== Records to use ==
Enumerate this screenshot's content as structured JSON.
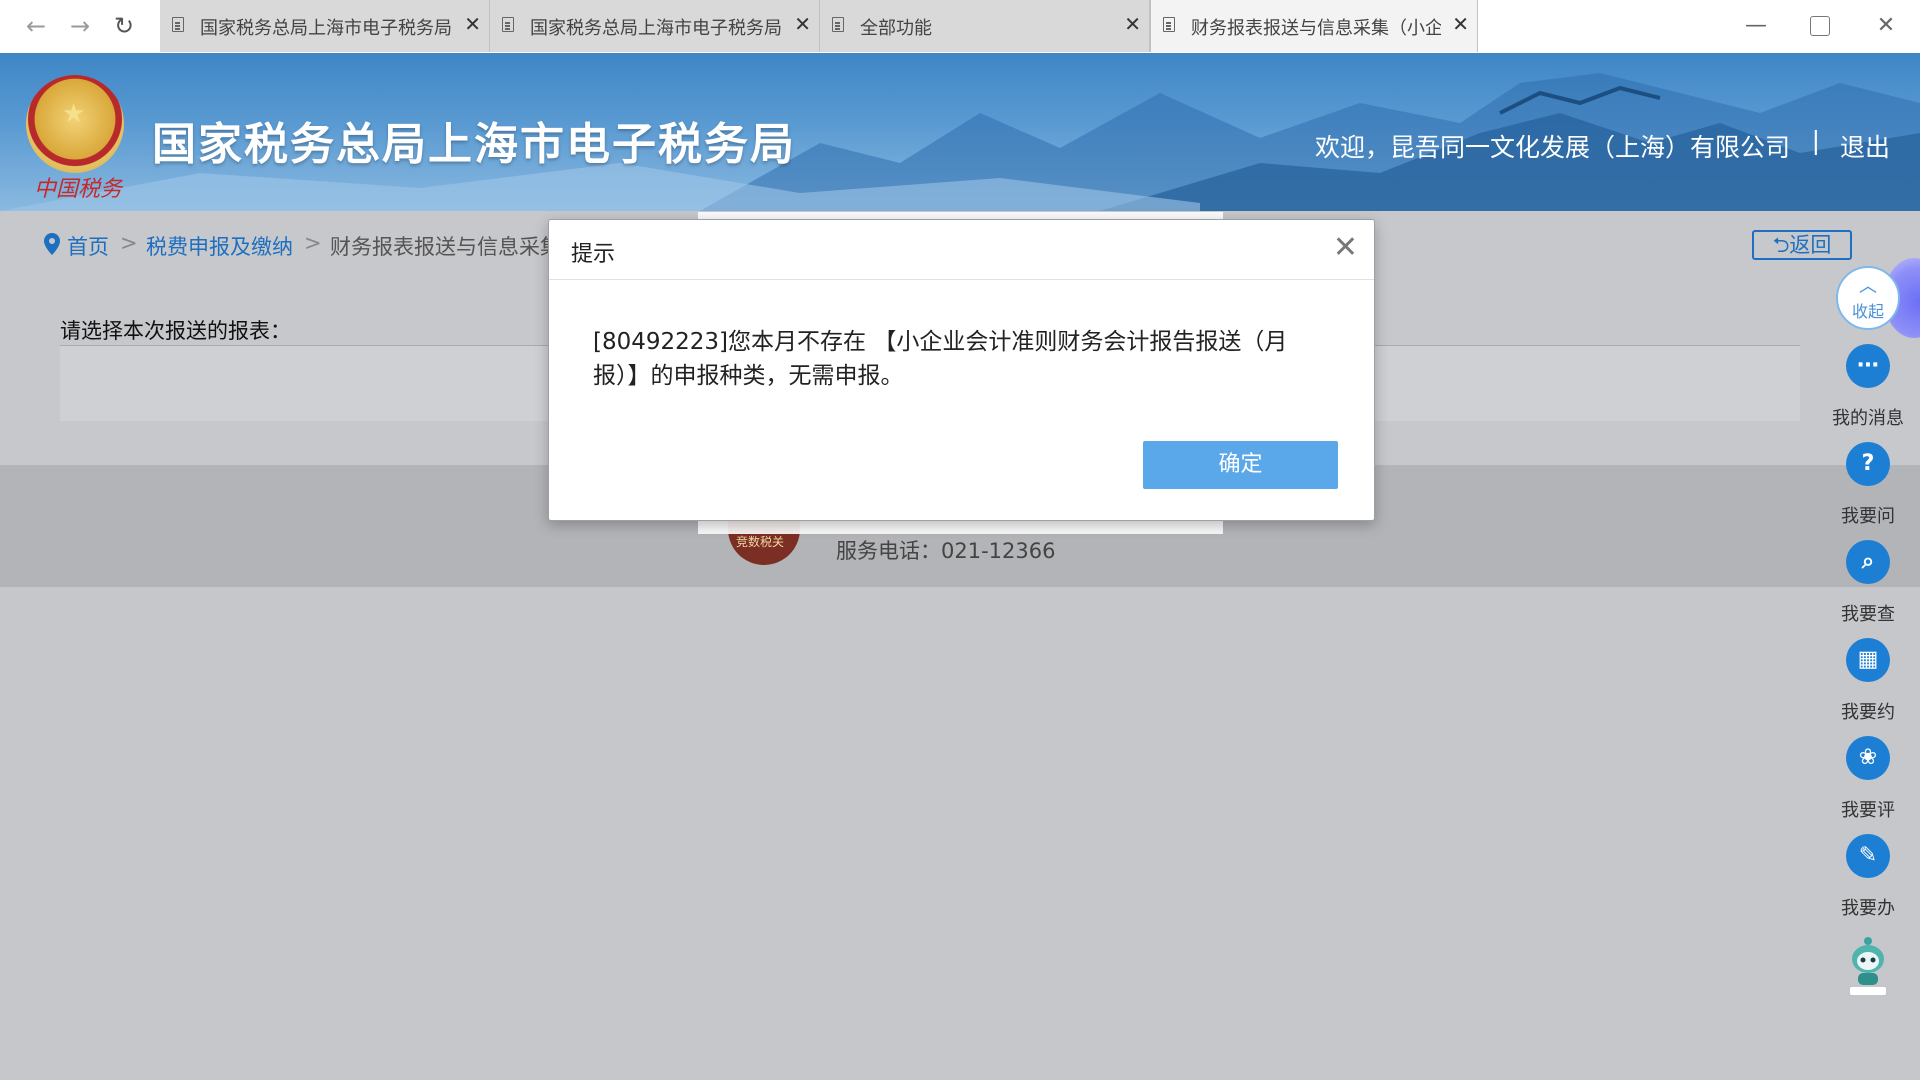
{
  "browser": {
    "tabs": [
      {
        "title": "国家税务总局上海市电子税务局"
      },
      {
        "title": "国家税务总局上海市电子税务局"
      },
      {
        "title": "全部功能"
      },
      {
        "title": "财务报表报送与信息采集（小企"
      }
    ]
  },
  "header": {
    "emblem_caption": "中国税务",
    "site_title": "国家税务总局上海市电子税务局",
    "welcome": "欢迎，昆吾同一文化发展（上海）有限公司",
    "separator": "|",
    "logout": "退出"
  },
  "breadcrumb": {
    "home": "首页",
    "sep": ">",
    "level1": "税费申报及缴纳",
    "level2": "财务报表报送与信息采集",
    "back": "返回"
  },
  "content": {
    "prompt": "请选择本次报送的报表："
  },
  "footer": {
    "badge": "竞数税关",
    "service_phone": "服务电话：021-12366"
  },
  "modal": {
    "title": "提示",
    "message": "[80492223]您本月不存在 【小企业会计准则财务会计报告报送（月报）】的申报种类，无需申报。",
    "ok": "确定"
  },
  "dock": {
    "collapse": "收起",
    "items": [
      {
        "label": "我的消息",
        "icon": "message-icon"
      },
      {
        "label": "我要问",
        "icon": "question-icon"
      },
      {
        "label": "我要查",
        "icon": "search-icon"
      },
      {
        "label": "我要约",
        "icon": "calendar-icon"
      },
      {
        "label": "我要评",
        "icon": "evaluate-icon"
      },
      {
        "label": "我要办",
        "icon": "edit-icon"
      }
    ]
  },
  "colors": {
    "link": "#1e6fbf",
    "primary_button": "#5aa8ea",
    "dock_icon": "#1d7fd4",
    "banner": "#3f86c6"
  }
}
===
# What you should do
Transcribe all of the entries word for word, but skip any pictures they contain.

# Final answer
Enumerate this screenshot's content as structured JSON.
{
  "browser": {
    "tabs": [
      {
        "title": "国家税务总局上海市电子税务局"
      },
      {
        "title": "国家税务总局上海市电子税务局"
      },
      {
        "title": "全部功能"
      },
      {
        "title": "财务报表报送与信息采集（小企"
      }
    ]
  },
  "header": {
    "emblem_caption": "中国税务",
    "site_title": "国家税务总局上海市电子税务局",
    "welcome": "欢迎，昆吾同一文化发展（上海）有限公司",
    "separator": "|",
    "logout": "退出"
  },
  "breadcrumb": {
    "home": "首页",
    "sep": ">",
    "level1": "税费申报及缴纳",
    "level2": "财务报表报送与信息采集",
    "back": "返回"
  },
  "content": {
    "prompt": "请选择本次报送的报表："
  },
  "footer": {
    "badge": "竞数税关",
    "service_phone": "服务电话：021-12366"
  },
  "modal": {
    "title": "提示",
    "message": "[80492223]您本月不存在 【小企业会计准则财务会计报告报送（月报）】的申报种类，无需申报。",
    "ok": "确定"
  },
  "dock": {
    "collapse": "收起",
    "items": [
      {
        "label": "我的消息",
        "icon": "message-icon"
      },
      {
        "label": "我要问",
        "icon": "question-icon"
      },
      {
        "label": "我要查",
        "icon": "search-icon"
      },
      {
        "label": "我要约",
        "icon": "calendar-icon"
      },
      {
        "label": "我要评",
        "icon": "evaluate-icon"
      },
      {
        "label": "我要办",
        "icon": "edit-icon"
      }
    ]
  },
  "colors": {
    "link": "#1e6fbf",
    "primary_button": "#5aa8ea",
    "dock_icon": "#1d7fd4",
    "banner": "#3f86c6"
  }
}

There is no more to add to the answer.